[WRITTEN REQUEST] Update the data below by changing every occurrence of "screenshot" to "render". Leave all other text unchanged.

Box coordinate listings:
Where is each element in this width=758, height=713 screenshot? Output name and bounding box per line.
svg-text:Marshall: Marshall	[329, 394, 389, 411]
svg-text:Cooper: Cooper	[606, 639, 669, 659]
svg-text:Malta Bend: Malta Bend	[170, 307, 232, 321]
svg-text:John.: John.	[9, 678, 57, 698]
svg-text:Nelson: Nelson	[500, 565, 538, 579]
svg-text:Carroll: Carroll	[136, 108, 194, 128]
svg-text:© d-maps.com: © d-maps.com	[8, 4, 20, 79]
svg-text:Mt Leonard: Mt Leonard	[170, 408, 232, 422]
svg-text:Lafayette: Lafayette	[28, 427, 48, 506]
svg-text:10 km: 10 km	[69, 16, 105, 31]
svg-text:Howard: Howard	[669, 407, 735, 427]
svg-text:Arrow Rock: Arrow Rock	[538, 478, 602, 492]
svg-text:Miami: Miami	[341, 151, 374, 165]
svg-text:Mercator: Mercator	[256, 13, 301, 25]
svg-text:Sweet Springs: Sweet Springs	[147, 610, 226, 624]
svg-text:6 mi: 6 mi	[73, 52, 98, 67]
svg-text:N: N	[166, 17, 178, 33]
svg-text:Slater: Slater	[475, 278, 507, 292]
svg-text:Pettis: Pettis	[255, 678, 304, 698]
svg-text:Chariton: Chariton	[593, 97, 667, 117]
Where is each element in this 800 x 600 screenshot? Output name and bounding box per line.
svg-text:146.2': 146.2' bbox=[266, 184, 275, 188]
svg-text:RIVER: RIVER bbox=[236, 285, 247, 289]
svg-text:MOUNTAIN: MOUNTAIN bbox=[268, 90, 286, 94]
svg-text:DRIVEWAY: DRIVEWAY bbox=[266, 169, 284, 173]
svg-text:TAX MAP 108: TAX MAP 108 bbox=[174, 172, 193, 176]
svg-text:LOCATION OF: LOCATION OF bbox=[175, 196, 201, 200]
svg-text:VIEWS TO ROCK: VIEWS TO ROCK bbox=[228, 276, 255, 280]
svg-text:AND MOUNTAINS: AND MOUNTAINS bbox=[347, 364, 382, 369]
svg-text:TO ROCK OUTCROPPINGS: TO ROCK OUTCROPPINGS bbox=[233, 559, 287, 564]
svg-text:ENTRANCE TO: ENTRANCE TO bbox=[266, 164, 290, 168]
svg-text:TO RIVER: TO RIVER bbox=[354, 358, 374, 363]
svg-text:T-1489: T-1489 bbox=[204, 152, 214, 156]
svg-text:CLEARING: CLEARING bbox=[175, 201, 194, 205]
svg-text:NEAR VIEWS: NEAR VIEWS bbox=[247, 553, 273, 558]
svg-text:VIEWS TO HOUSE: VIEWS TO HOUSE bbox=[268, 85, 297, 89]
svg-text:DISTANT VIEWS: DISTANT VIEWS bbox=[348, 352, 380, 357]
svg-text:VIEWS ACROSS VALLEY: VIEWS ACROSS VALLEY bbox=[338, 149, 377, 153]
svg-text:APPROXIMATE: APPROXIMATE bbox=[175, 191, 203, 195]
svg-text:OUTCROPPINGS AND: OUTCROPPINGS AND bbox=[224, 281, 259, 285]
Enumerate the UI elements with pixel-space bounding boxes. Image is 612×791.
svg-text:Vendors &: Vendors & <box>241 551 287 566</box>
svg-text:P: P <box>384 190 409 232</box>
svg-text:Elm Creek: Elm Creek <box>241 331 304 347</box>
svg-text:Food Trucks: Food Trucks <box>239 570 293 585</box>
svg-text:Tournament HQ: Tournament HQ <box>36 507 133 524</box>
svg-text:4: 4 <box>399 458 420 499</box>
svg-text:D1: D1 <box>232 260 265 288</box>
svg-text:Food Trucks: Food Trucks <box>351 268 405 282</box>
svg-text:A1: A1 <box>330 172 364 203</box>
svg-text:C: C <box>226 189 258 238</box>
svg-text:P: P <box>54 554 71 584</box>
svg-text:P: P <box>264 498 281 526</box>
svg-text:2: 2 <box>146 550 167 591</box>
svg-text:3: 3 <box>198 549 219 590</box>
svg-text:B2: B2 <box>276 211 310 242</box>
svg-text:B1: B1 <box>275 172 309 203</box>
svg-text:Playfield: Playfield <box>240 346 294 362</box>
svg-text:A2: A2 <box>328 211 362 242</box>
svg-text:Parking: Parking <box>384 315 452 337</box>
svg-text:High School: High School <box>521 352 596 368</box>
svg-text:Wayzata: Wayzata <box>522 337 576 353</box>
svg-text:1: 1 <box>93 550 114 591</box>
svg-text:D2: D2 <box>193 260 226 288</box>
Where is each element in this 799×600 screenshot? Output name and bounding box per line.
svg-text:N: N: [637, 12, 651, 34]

[REPLY]
Where is each element in this width=758, height=713 render? Output name and bounding box per line.
svg-text:Marshall: Marshall	[329, 394, 389, 411]
svg-text:Cooper: Cooper	[606, 639, 669, 659]
svg-text:Malta Bend: Malta Bend	[170, 307, 232, 321]
svg-text:John.: John.	[9, 678, 57, 698]
svg-text:Nelson: Nelson	[500, 565, 538, 579]
svg-text:Carroll: Carroll	[136, 108, 194, 128]
svg-text:© d-maps.com: © d-maps.com	[8, 4, 20, 79]
svg-text:Mt Leonard: Mt Leonard	[170, 408, 232, 422]
svg-text:Lafayette: Lafayette	[28, 427, 48, 506]
svg-text:10 km: 10 km	[69, 16, 105, 31]
svg-text:Howard: Howard	[669, 407, 735, 427]
svg-text:Arrow Rock: Arrow Rock	[538, 478, 602, 492]
svg-text:Miami: Miami	[341, 151, 374, 165]
svg-text:Mercator: Mercator	[256, 13, 301, 25]
svg-text:Sweet Springs: Sweet Springs	[147, 610, 226, 624]
svg-text:6 mi: 6 mi	[73, 52, 98, 67]
svg-text:N: N	[166, 17, 178, 33]
svg-text:Slater: Slater	[475, 278, 507, 292]
svg-text:Pettis: Pettis	[255, 678, 304, 698]
svg-text:Chariton: Chariton	[593, 97, 667, 117]
Where is each element in this 800 x 600 render? Output name and bounding box per line.
svg-text:146.2': 146.2' bbox=[266, 184, 275, 188]
svg-text:RIVER: RIVER bbox=[236, 285, 247, 289]
svg-text:MOUNTAIN: MOUNTAIN bbox=[268, 90, 286, 94]
svg-text:DRIVEWAY: DRIVEWAY bbox=[266, 169, 284, 173]
svg-text:TAX MAP 108: TAX MAP 108 bbox=[174, 172, 193, 176]
svg-text:LOCATION OF: LOCATION OF bbox=[175, 196, 201, 200]
svg-text:VIEWS TO ROCK: VIEWS TO ROCK bbox=[228, 276, 255, 280]
svg-text:AND MOUNTAINS: AND MOUNTAINS bbox=[347, 364, 382, 369]
svg-text:TO ROCK OUTCROPPINGS: TO ROCK OUTCROPPINGS bbox=[233, 559, 287, 564]
svg-text:ENTRANCE TO: ENTRANCE TO bbox=[266, 164, 290, 168]
svg-text:TO RIVER: TO RIVER bbox=[354, 358, 374, 363]
svg-text:T-1489: T-1489 bbox=[204, 152, 214, 156]
svg-text:CLEARING: CLEARING bbox=[175, 201, 194, 205]
svg-text:NEAR VIEWS: NEAR VIEWS bbox=[247, 553, 273, 558]
svg-text:VIEWS TO HOUSE: VIEWS TO HOUSE bbox=[268, 85, 297, 89]
svg-text:DISTANT VIEWS: DISTANT VIEWS bbox=[348, 352, 380, 357]
svg-text:VIEWS ACROSS VALLEY: VIEWS ACROSS VALLEY bbox=[338, 149, 377, 153]
svg-text:APPROXIMATE: APPROXIMATE bbox=[175, 191, 203, 195]
svg-text:OUTCROPPINGS AND: OUTCROPPINGS AND bbox=[224, 281, 259, 285]
Enumerate the UI elements with pixel-space bounding boxes. Image is 612×791.
svg-text:Vendors &: Vendors & <box>241 551 287 566</box>
svg-text:P: P <box>384 190 409 232</box>
svg-text:Elm Creek: Elm Creek <box>241 331 304 347</box>
svg-text:Food Trucks: Food Trucks <box>239 570 293 585</box>
svg-text:Tournament HQ: Tournament HQ <box>36 507 133 524</box>
svg-text:4: 4 <box>399 458 420 499</box>
svg-text:D1: D1 <box>232 260 265 288</box>
svg-text:Food Trucks: Food Trucks <box>351 268 405 282</box>
svg-text:A1: A1 <box>330 172 364 203</box>
svg-text:C: C <box>226 189 258 238</box>
svg-text:P: P <box>54 554 71 584</box>
svg-text:P: P <box>264 498 281 526</box>
svg-text:2: 2 <box>146 550 167 591</box>
svg-text:3: 3 <box>198 549 219 590</box>
svg-text:B2: B2 <box>276 211 310 242</box>
svg-text:B1: B1 <box>275 172 309 203</box>
svg-text:Playfield: Playfield <box>240 346 294 362</box>
svg-text:A2: A2 <box>328 211 362 242</box>
svg-text:Parking: Parking <box>384 315 452 337</box>
svg-text:High School: High School <box>521 352 596 368</box>
svg-text:Wayzata: Wayzata <box>522 337 576 353</box>
svg-text:1: 1 <box>93 550 114 591</box>
svg-text:D2: D2 <box>193 260 226 288</box>
Where is each element in this 799×600 render? Output name and bounding box per line.
svg-text:N: N: [637, 12, 651, 34]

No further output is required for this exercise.